# What to do
Your task is to output the listing word for word, with pictures excluded.

# Entries taken from a collection
┌──
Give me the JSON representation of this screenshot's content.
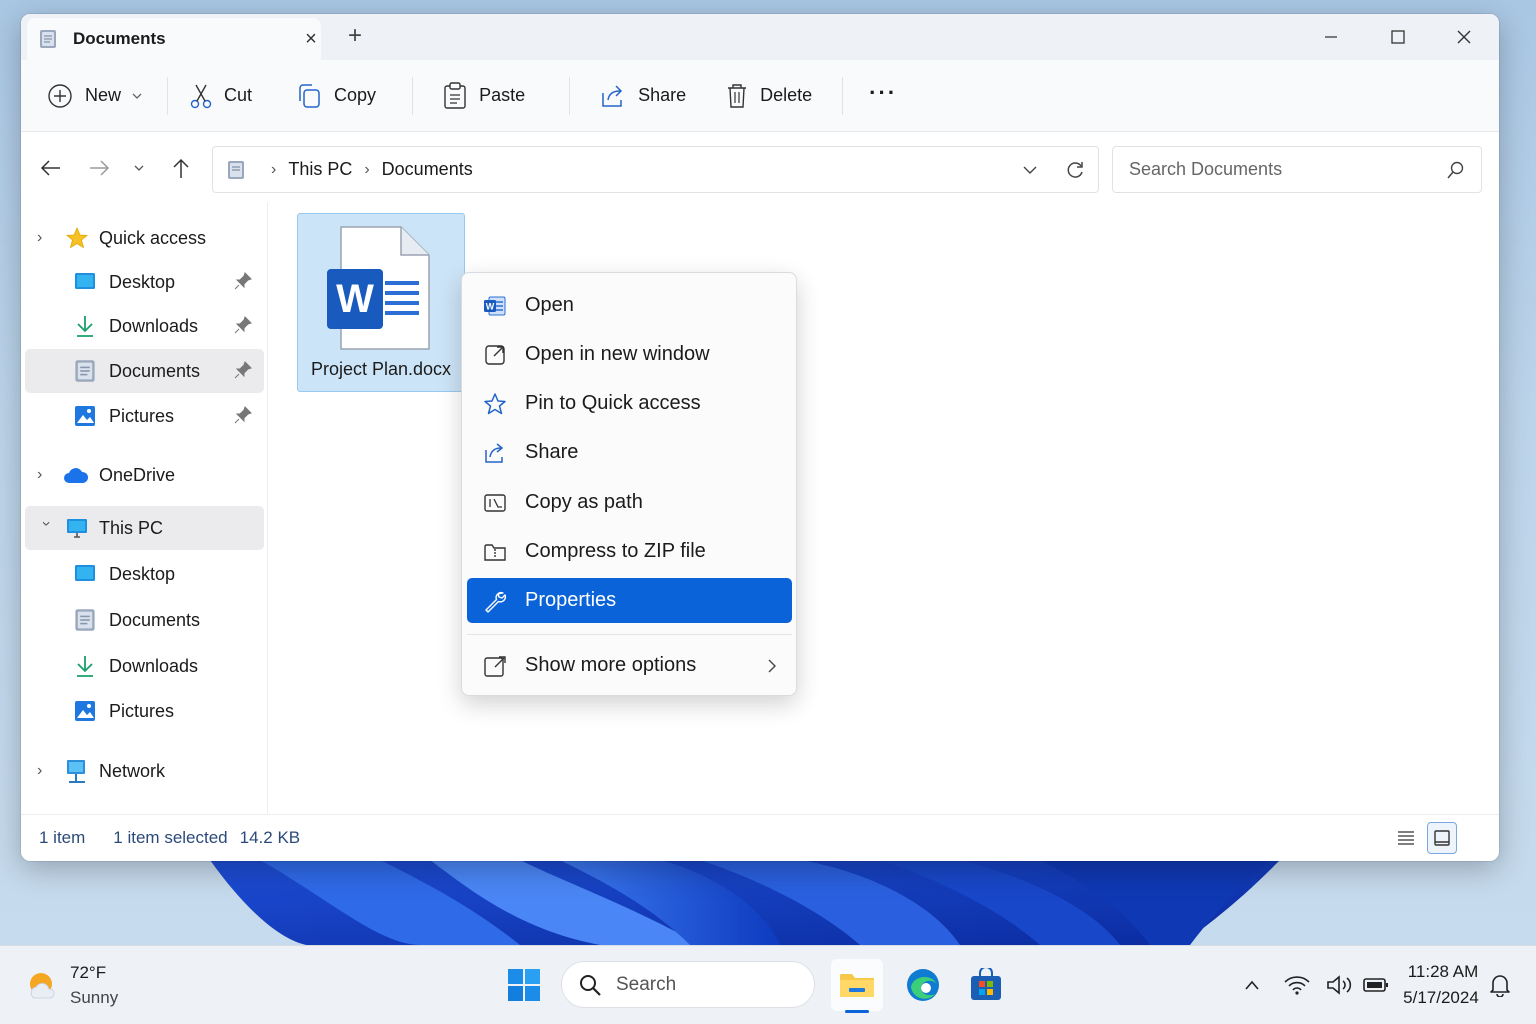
{
  "window": {
    "tab_title": "Documents",
    "new_tab_symbol": "+",
    "tab_close_symbol": "×"
  },
  "toolbar": {
    "new_label": "New",
    "cut_label": "Cut",
    "copy_label": "Copy",
    "paste_label": "Paste",
    "share_label": "Share",
    "delete_label": "Delete",
    "more_label": "···"
  },
  "address": {
    "crumbs": [
      "This PC",
      "Documents"
    ],
    "search_placeholder": "Search Documents"
  },
  "sidebar": {
    "quick_access": "Quick access",
    "quick_items": [
      "Desktop",
      "Downloads",
      "Documents",
      "Pictures"
    ],
    "onedrive": "OneDrive",
    "this_pc": "This PC",
    "pc_items": [
      "Desktop",
      "Documents",
      "Downloads",
      "Pictures"
    ],
    "network": "Network"
  },
  "files": [
    {
      "name": "Project Plan.docx",
      "icon": "word-document-icon",
      "selected": true
    }
  ],
  "context_menu": {
    "items": [
      {
        "label": "Open",
        "icon": "word-icon"
      },
      {
        "label": "Open in new window",
        "icon": "open-external-icon"
      },
      {
        "label": "Pin to Quick access",
        "icon": "star-icon"
      },
      {
        "label": "Share",
        "icon": "share-icon"
      },
      {
        "label": "Copy as path",
        "icon": "copy-path-icon"
      },
      {
        "label": "Compress to ZIP file",
        "icon": "zip-icon"
      },
      {
        "label": "Properties",
        "icon": "wrench-icon",
        "highlighted": true
      },
      {
        "label": "Show more options",
        "icon": "more-options-icon"
      }
    ]
  },
  "status": {
    "count": "1 item",
    "selected": "1 item selected",
    "size": "14.2 KB"
  },
  "taskbar": {
    "temperature": "72°F",
    "weather": "Sunny",
    "search_label": "Search",
    "time": "11:28 AM",
    "date": "5/17/2024"
  },
  "colors": {
    "accent": "#0a63d8",
    "selection_bg": "#cce4f7",
    "word_blue": "#185abd"
  }
}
└──
# Reply
Give me the JSON representation of this screenshot's content.
{
  "window": {
    "tab_title": "Documents",
    "new_tab_symbol": "+",
    "tab_close_symbol": "×"
  },
  "toolbar": {
    "new_label": "New",
    "cut_label": "Cut",
    "copy_label": "Copy",
    "paste_label": "Paste",
    "share_label": "Share",
    "delete_label": "Delete",
    "more_label": "···"
  },
  "address": {
    "crumbs": [
      "This PC",
      "Documents"
    ],
    "search_placeholder": "Search Documents"
  },
  "sidebar": {
    "quick_access": "Quick access",
    "quick_items": [
      "Desktop",
      "Downloads",
      "Documents",
      "Pictures"
    ],
    "onedrive": "OneDrive",
    "this_pc": "This PC",
    "pc_items": [
      "Desktop",
      "Documents",
      "Downloads",
      "Pictures"
    ],
    "network": "Network"
  },
  "files": [
    {
      "name": "Project Plan.docx",
      "icon": "word-document-icon",
      "selected": true
    }
  ],
  "context_menu": {
    "items": [
      {
        "label": "Open",
        "icon": "word-icon"
      },
      {
        "label": "Open in new window",
        "icon": "open-external-icon"
      },
      {
        "label": "Pin to Quick access",
        "icon": "star-icon"
      },
      {
        "label": "Share",
        "icon": "share-icon"
      },
      {
        "label": "Copy as path",
        "icon": "copy-path-icon"
      },
      {
        "label": "Compress to ZIP file",
        "icon": "zip-icon"
      },
      {
        "label": "Properties",
        "icon": "wrench-icon",
        "highlighted": true
      },
      {
        "label": "Show more options",
        "icon": "more-options-icon"
      }
    ]
  },
  "status": {
    "count": "1 item",
    "selected": "1 item selected",
    "size": "14.2 KB"
  },
  "taskbar": {
    "temperature": "72°F",
    "weather": "Sunny",
    "search_label": "Search",
    "time": "11:28 AM",
    "date": "5/17/2024"
  },
  "colors": {
    "accent": "#0a63d8",
    "selection_bg": "#cce4f7",
    "word_blue": "#185abd"
  }
}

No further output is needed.